-- Begin TASK INPUT --

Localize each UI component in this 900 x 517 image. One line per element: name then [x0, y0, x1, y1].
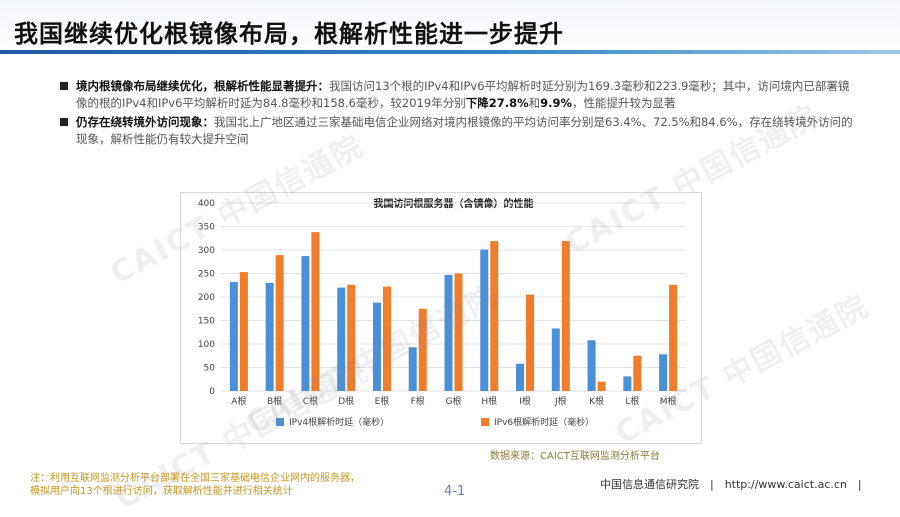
x-tick-label: C根 — [303, 395, 318, 407]
bar-ipv6 — [311, 232, 320, 391]
legend-swatch — [481, 418, 489, 426]
org-footer: 中国信息通信研究院 | http://www.caict.ac.cn | — [600, 478, 862, 491]
bar-ipv4 — [480, 249, 489, 391]
bullet-heading: 境内根镜像布局继续优化，根解析性能显著提升： — [76, 79, 329, 93]
footnote-line: 模拟用户向13个根进行访问，获取解析性能并进行相关统计 — [30, 486, 293, 497]
footnote: 注：利用互联网监测分析平台部署在全国三家基础电信企业网内的服务器， 模拟用户向1… — [30, 472, 360, 498]
bar-ipv6 — [418, 308, 427, 391]
bar-ipv4 — [659, 354, 668, 391]
x-tick-label: H根 — [481, 395, 497, 407]
bar-ipv6 — [490, 241, 499, 391]
bullet-highlight: 下降27.8% — [465, 96, 529, 110]
bar-ipv4 — [516, 363, 525, 391]
bullet-text: 和 — [528, 96, 541, 110]
bar-ipv6 — [239, 272, 248, 391]
bar-ipv4 — [265, 282, 274, 391]
square-bullet-icon — [60, 118, 68, 126]
y-tick-label: 300 — [198, 246, 215, 256]
bar-ipv4 — [623, 376, 632, 391]
bar-ipv4 — [372, 302, 381, 391]
footnote-line: 注：利用互联网监测分析平台部署在全国三家基础电信企业网内的服务器， — [30, 473, 360, 484]
x-tick-label: B根 — [267, 395, 282, 407]
page-number: 4-1 — [444, 484, 466, 499]
title-rule — [0, 50, 900, 54]
bar-ipv4 — [337, 287, 346, 391]
square-bullet-icon — [60, 82, 68, 90]
x-tick-label: K根 — [589, 395, 604, 407]
bullet-text: 我国北上广地区通过三家基础电信企业网络对境内根镜像的平均访问率分别是63.4%、… — [76, 115, 853, 146]
x-tick-label: I根 — [519, 395, 531, 407]
bar-ipv6 — [382, 286, 391, 391]
x-tick-label: D根 — [338, 395, 354, 407]
bar-ipv6 — [275, 255, 284, 391]
y-tick-label: 250 — [198, 270, 215, 280]
bar-ipv6 — [633, 355, 642, 391]
x-tick-label: L根 — [625, 395, 639, 407]
y-tick-label: 350 — [198, 223, 215, 233]
bar-chart: 我国访问根服务器（含镜像）的性能 0 50 100 150 200 250 300 350 400… — [180, 192, 702, 444]
bar-ipv6 — [669, 284, 678, 391]
y-tick-label: 150 — [198, 317, 215, 327]
x-tick-label: E根 — [375, 395, 390, 407]
bullet-text: 我国访问13个根的IPv4和IPv6平均解析时延分别为169.3毫秒和223.9… — [76, 79, 850, 110]
legend-label: IPv6根解析时延（毫秒） — [494, 416, 594, 428]
bullet-list: 境内根镜像布局继续优化，根解析性能显著提升：我国访问13个根的IPv4和IPv6… — [58, 78, 858, 150]
bullet-highlight: 9.9% — [540, 96, 573, 110]
data-source: 数据来源：CAICT互联网监测分析平台 — [490, 451, 660, 462]
chart-canvas: 我国访问根服务器（含镜像）的性能050100150200250300350400… — [198, 197, 686, 428]
bar-ipv4 — [229, 281, 238, 391]
title-band — [0, 0, 900, 58]
page-title: 我国继续优化根镜像布局，根解析性能进一步提升 — [14, 20, 564, 48]
bar-ipv4 — [444, 274, 453, 391]
bullet-heading: 仍存在绕转境外访问现象： — [76, 115, 214, 129]
x-tick-label: A根 — [231, 395, 246, 407]
bullet-item: 仍存在绕转境外访问现象：我国北上广地区通过三家基础电信企业网络对境内根镜像的平均… — [58, 114, 858, 148]
bar-ipv6 — [526, 294, 535, 391]
y-tick-label: 50 — [204, 364, 216, 374]
y-tick-label: 200 — [198, 293, 215, 303]
y-tick-label: 100 — [198, 340, 215, 350]
legend-label: IPv4根解析时延（毫秒） — [289, 416, 389, 428]
bullet-text: ，性能提升较为显著 — [572, 96, 676, 110]
bar-ipv6 — [561, 241, 570, 391]
bar-ipv6 — [597, 381, 606, 391]
bar-ipv4 — [408, 347, 417, 391]
bullet-item: 境内根镜像布局继续优化，根解析性能显著提升：我国访问13个根的IPv4和IPv6… — [58, 78, 858, 112]
bar-ipv6 — [454, 273, 463, 391]
bar-ipv4 — [551, 328, 560, 391]
x-tick-label: M根 — [660, 395, 677, 407]
x-tick-label: F根 — [411, 395, 425, 407]
bar-ipv4 — [301, 256, 310, 391]
y-tick-label: 0 — [209, 387, 215, 397]
y-tick-label: 400 — [198, 199, 215, 209]
bar-ipv6 — [347, 284, 356, 391]
x-tick-label: J根 — [554, 395, 567, 407]
bar-ipv4 — [587, 340, 596, 391]
x-tick-label: G根 — [446, 395, 462, 407]
legend-swatch — [276, 418, 284, 426]
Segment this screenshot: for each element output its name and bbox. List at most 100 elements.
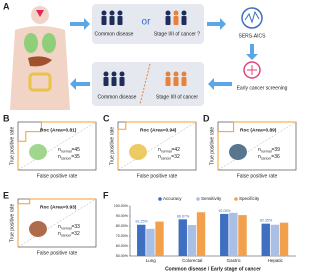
bar (178, 219, 187, 256)
diagonal (17, 121, 97, 171)
panel-label: B (3, 113, 10, 123)
y-tick-label: 70.00% (116, 234, 129, 238)
legend-label: Specificity (239, 196, 260, 201)
x-axis-label: False positive rate (37, 173, 78, 179)
n-symbol: n (258, 147, 261, 153)
n-subscript: cancer (61, 156, 72, 160)
n-symbol: n (158, 147, 161, 153)
box-text: Stage I/II of cancer (156, 94, 198, 100)
value-label: 92.05% (219, 209, 232, 213)
bar (261, 223, 270, 256)
panel-label: D (203, 113, 210, 123)
diagonal (217, 121, 297, 171)
panel-label: E (3, 190, 9, 200)
sers-icon (241, 7, 263, 29)
method-text: SERS-AICS (239, 33, 267, 39)
n-symbol: n (58, 147, 61, 153)
y-tick-label: 100.00% (114, 204, 129, 208)
roc-curve (217, 121, 296, 170)
bar (155, 221, 164, 256)
screening-icon (243, 61, 261, 79)
n-value: =35 (71, 154, 80, 160)
n-value: =32 (171, 154, 180, 160)
n-value: =36 (271, 154, 280, 160)
n-subscript: cancer (161, 156, 172, 160)
legend-marker (234, 197, 238, 201)
panel-label: A (3, 1, 10, 11)
x-tick-label: Gastric (227, 258, 242, 263)
roc-curve (17, 198, 96, 247)
figure: A Common disease or Stage I/II of cancer… (3, 1, 297, 272)
box-text: Common disease (95, 31, 134, 37)
sample-size: ncancer=35 (58, 154, 80, 160)
bar (146, 228, 155, 256)
n-value: =45 (71, 147, 80, 153)
n-subscript: normal (161, 149, 172, 153)
n-subscript: cancer (261, 156, 272, 160)
x-axis-label: False positive rate (237, 173, 278, 179)
organ-icon (129, 144, 147, 160)
n-symbol: n (58, 231, 61, 237)
arrows (70, 18, 258, 90)
diagonal (117, 121, 197, 171)
organ-icon (29, 221, 47, 237)
n-subscript: normal (61, 149, 72, 153)
sample-size: nnormal=45 (58, 147, 80, 153)
sample-size: nnormal=33 (58, 224, 80, 230)
legend-marker (196, 197, 200, 201)
value-label: 86.67% (177, 214, 190, 218)
y-tick-label: 80.00% (116, 224, 129, 228)
roc-title: Roc (Area=0.93) (40, 204, 77, 210)
box-text: Common disease (98, 94, 137, 100)
roc-title: Roc (Area=0.89) (240, 127, 277, 133)
x-tick-label: Colorectal (182, 258, 202, 263)
organ-icon (229, 144, 247, 160)
n-symbol: n (58, 154, 61, 160)
people-icons (103, 71, 187, 86)
bar (196, 212, 206, 256)
x-axis-label: False positive rate (137, 173, 178, 179)
sample-size: ncancer=32 (58, 231, 80, 237)
y-axis-label: True positive rate (9, 204, 15, 243)
roc-curve (117, 121, 196, 170)
n-value: =42 (171, 147, 180, 153)
sample-size: ncancer=36 (258, 154, 280, 160)
y-tick-label: 60.00% (116, 244, 129, 248)
body-illustration (10, 6, 70, 110)
bar (137, 224, 146, 256)
box-text: Stage I/II of cancer ? (154, 31, 200, 37)
roc-title: Roc (Area=0.81) (40, 127, 77, 133)
x-axis-label: False positive rate (37, 250, 78, 256)
y-axis-label: True positive rate (109, 127, 115, 166)
diagonal (17, 198, 97, 248)
sers-icon (244, 10, 260, 24)
legend-label: Sensitivity (201, 196, 222, 201)
n-value: =32 (71, 231, 80, 237)
n-subscript: normal (61, 226, 72, 230)
or-text: or (142, 17, 152, 28)
people-icons (101, 10, 187, 25)
y-axis-label: True positive rate (9, 127, 15, 166)
legend-marker (158, 197, 162, 201)
bar (229, 212, 238, 256)
bar (220, 213, 229, 256)
sample-size: nnormal=39 (258, 147, 280, 153)
screening-icon (247, 65, 257, 75)
bar (187, 225, 197, 256)
n-subscript: cancer (61, 233, 72, 237)
y-axis-label: True positive rate (209, 127, 215, 166)
value-label: 81.25% (136, 220, 149, 224)
outcome-text: Early cancer screening (237, 85, 288, 91)
x-tick-label: Hepatic (268, 258, 284, 263)
y-tick-label: 90.00% (116, 214, 129, 218)
x-axis-label: Common disease / Early stage of cancer (165, 266, 261, 272)
bar (270, 224, 280, 256)
organ-icon (29, 144, 47, 160)
n-value: =33 (71, 224, 80, 230)
bar (238, 215, 247, 256)
x-tick-label: Lung (146, 258, 157, 263)
roc-curve (17, 121, 96, 170)
sample-size: nnormal=42 (158, 147, 180, 153)
roc-title: Roc (Area=0.94) (140, 127, 177, 133)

-- End TASK INPUT --

[WHAT THE TASK ASKS] Copy, character for character, the lines above from the one containing "bar (178, 219, 187, 256)" through the one containing "sers-icon (241, 7, 263, 29)", including both of those lines.

[RIGHT ANSWER]
bar (178, 219, 187, 256)
diagonal (17, 121, 97, 171)
panel-label: B (3, 113, 10, 123)
y-tick-label: 70.00% (116, 234, 129, 238)
legend-label: Specificity (239, 196, 260, 201)
x-axis-label: False positive rate (37, 173, 78, 179)
n-symbol: n (258, 147, 261, 153)
n-subscript: cancer (61, 156, 72, 160)
n-symbol: n (158, 147, 161, 153)
box-text: Stage I/II of cancer (156, 94, 198, 100)
value-label: 92.05% (219, 209, 232, 213)
bar (261, 223, 270, 256)
panel-label: D (203, 113, 210, 123)
diagonal (217, 121, 297, 171)
panel-label: E (3, 190, 9, 200)
sers-icon (241, 7, 263, 29)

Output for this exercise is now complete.